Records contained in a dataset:
******************************

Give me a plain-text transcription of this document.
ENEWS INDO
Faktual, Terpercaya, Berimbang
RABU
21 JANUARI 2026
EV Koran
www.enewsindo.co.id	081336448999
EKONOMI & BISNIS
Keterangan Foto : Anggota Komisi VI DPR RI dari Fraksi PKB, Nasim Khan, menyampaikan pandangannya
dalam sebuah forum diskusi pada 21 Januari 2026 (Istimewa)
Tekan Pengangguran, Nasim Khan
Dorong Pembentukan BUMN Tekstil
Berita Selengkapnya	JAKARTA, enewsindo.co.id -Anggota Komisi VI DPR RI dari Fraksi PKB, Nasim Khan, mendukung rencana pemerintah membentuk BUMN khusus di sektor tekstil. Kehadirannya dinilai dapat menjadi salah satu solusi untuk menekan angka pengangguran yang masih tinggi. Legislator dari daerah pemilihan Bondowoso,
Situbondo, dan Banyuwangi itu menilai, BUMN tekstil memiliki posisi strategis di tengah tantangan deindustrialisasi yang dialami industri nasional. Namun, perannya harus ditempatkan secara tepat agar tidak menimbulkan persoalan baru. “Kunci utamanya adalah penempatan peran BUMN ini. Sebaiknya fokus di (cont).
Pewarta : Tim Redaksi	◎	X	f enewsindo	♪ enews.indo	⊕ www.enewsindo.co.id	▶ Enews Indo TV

******************************

→ Task statement
Output the entries verbatim.

→ Correct result
Give me a plain-text transcription of this document.
ENEWS INDO
Faktual, Terpercaya, Berimbang
RABU
21 JANUARI 2026
EV Koran
www.enewsindo.co.id	081336448999
EKONOMI & BISNIS
Keterangan Foto : Anggota Komisi VI DPR RI dari Fraksi PKB, Nasim Khan, menyampaikan pandangannya
dalam sebuah forum diskusi pada 21 Januari 2026 (Istimewa)
Tekan Pengangguran, Nasim Khan
Dorong Pembentukan BUMN Tekstil
Berita Selengkapnya	JAKARTA, enewsindo.co.id -Anggota Komisi VI DPR RI dari Fraksi PKB, Nasim Khan, mendukung rencana pemerintah membentuk BUMN khusus di sektor tekstil. Kehadirannya dinilai dapat menjadi salah satu solusi untuk menekan angka pengangguran yang masih tinggi. Legislator dari daerah pemilihan Bondowoso,
Situbondo, dan Banyuwangi itu menilai, BUMN tekstil memiliki posisi strategis di tengah tantangan deindustrialisasi yang dialami industri nasional. Namun, perannya harus ditempatkan secara tepat agar tidak menimbulkan persoalan baru. “Kunci utamanya adalah penempatan peran BUMN ini. Sebaiknya fokus di (cont).
Pewarta : Tim Redaksi	◎	X	f enewsindo	♪ enews.indo	⊕ www.enewsindo.co.id	▶ Enews Indo TV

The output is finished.